(GIVEN PROBLEM)
Quote all of the data that follows exactly as written, skipping the images.

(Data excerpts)
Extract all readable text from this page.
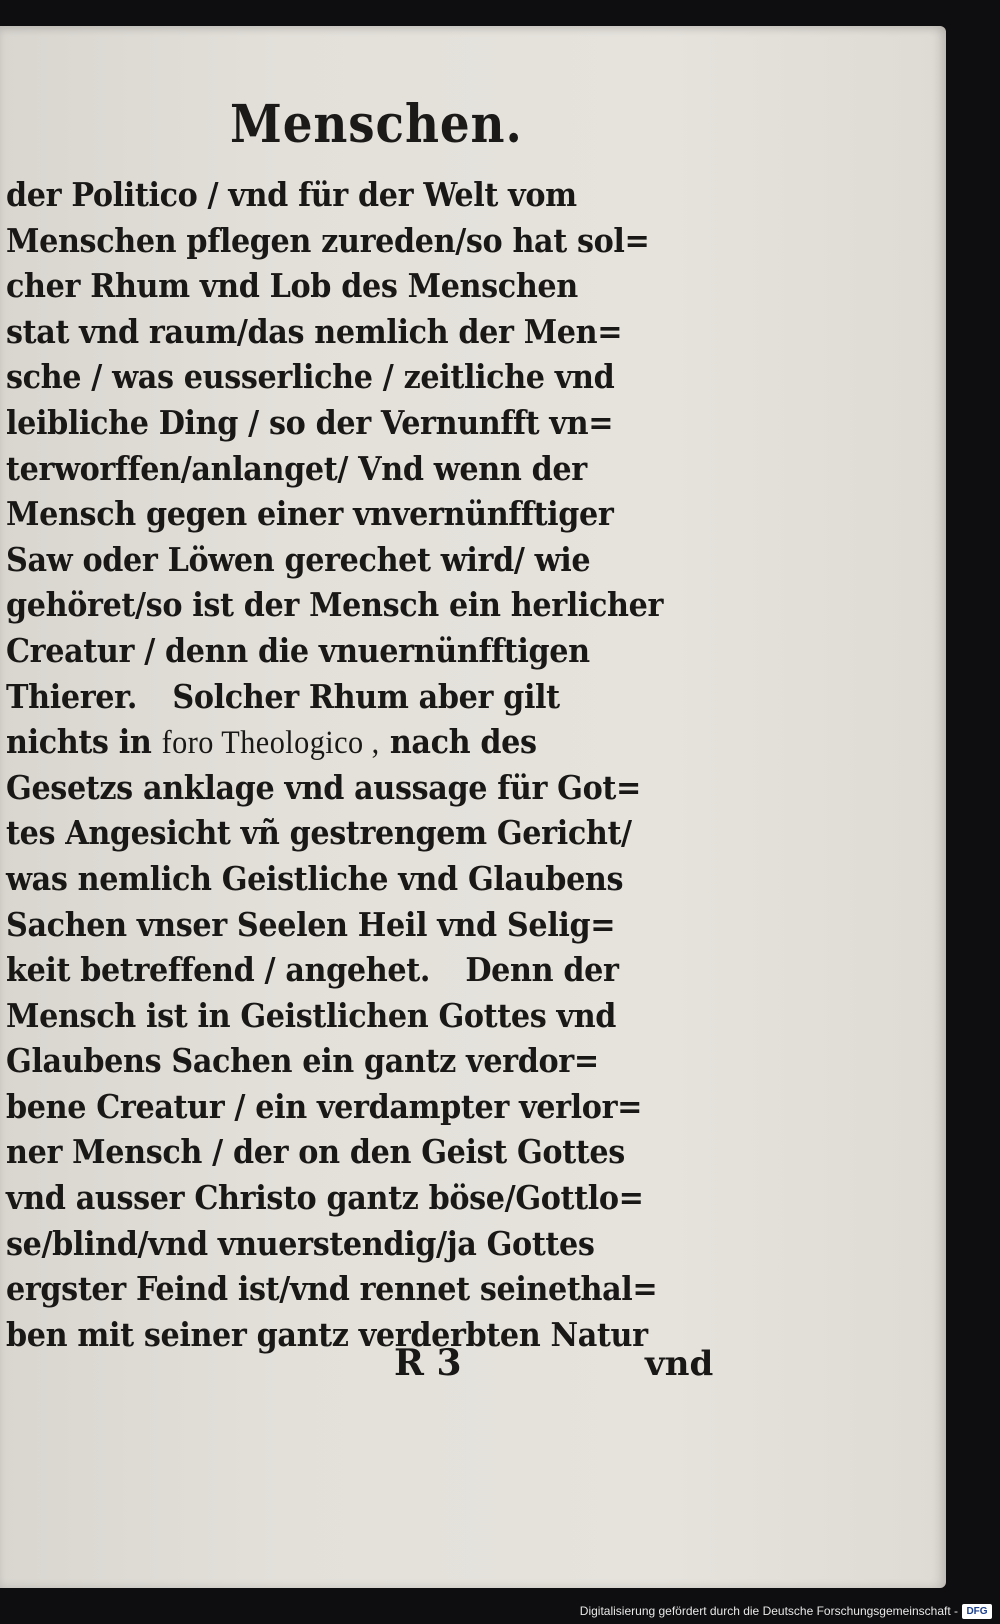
Menschen.
der Politico / vnd für der Welt vom
Menschen pflegen zureden/so hat sol=
cher Rhum vnd Lob des Menschen
stat vnd raum/das nemlich der Men=
sche / was eusserliche / zeitliche vnd
leibliche Ding / so der Vernunfft vn=
terworffen/anlanget/ Vnd wenn der
Mensch gegen einer vnvernünfftiger
Saw oder Löwen gerechet wird/ wie
gehöret/so ist der Mensch ein herlicher
Creatur / denn die vnuernünfftigen
Thierer. Solcher Rhum aber gilt
nichts in foro Theologico , nach des
Gesetzs anklage vnd aussage für Got=
tes Angesicht vñ gestrengem Gericht/
was nemlich Geistliche vnd Glaubens
Sachen vnser Seelen Heil vnd Selig=
keit betreffend / angehet. Denn der
Mensch ist in Geistlichen Gottes vnd
Glaubens Sachen ein gantz verdor=
bene Creatur / ein verdampter verlor=
ner Mensch / der on den Geist Gottes
vnd ausser Christo gantz böse/Gottlo=
se/blind/vnd vnuerstendig/ja Gottes
ergster Feind ist/vnd rennet seinethal=
ben mit seiner gantz verderbten Natur
R 3	vnd
Digitalisierung gefördert durch die Deutsche Forschungsgemeinschaft - DFG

(EXERCISE RESPONSE)
Extract all readable text from this page.
Menschen.
der Politico / vnd für der Welt vom
Menschen pflegen zureden/so hat sol=
cher Rhum vnd Lob des Menschen
stat vnd raum/das nemlich der Men=
sche / was eusserliche / zeitliche vnd
leibliche Ding / so der Vernunfft vn=
terworffen/anlanget/ Vnd wenn der
Mensch gegen einer vnvernünfftiger
Saw oder Löwen gerechet wird/ wie
gehöret/so ist der Mensch ein herlicher
Creatur / denn die vnuernünfftigen
Thierer. Solcher Rhum aber gilt
nichts in foro Theologico , nach des
Gesetzs anklage vnd aussage für Got=
tes Angesicht vñ gestrengem Gericht/
was nemlich Geistliche vnd Glaubens
Sachen vnser Seelen Heil vnd Selig=
keit betreffend / angehet. Denn der
Mensch ist in Geistlichen Gottes vnd
Glaubens Sachen ein gantz verdor=
bene Creatur / ein verdampter verlor=
ner Mensch / der on den Geist Gottes
vnd ausser Christo gantz böse/Gottlo=
se/blind/vnd vnuerstendig/ja Gottes
ergster Feind ist/vnd rennet seinethal=
ben mit seiner gantz verderbten Natur
R 3	vnd
Digitalisierung gefördert durch die Deutsche Forschungsgemeinschaft - DFG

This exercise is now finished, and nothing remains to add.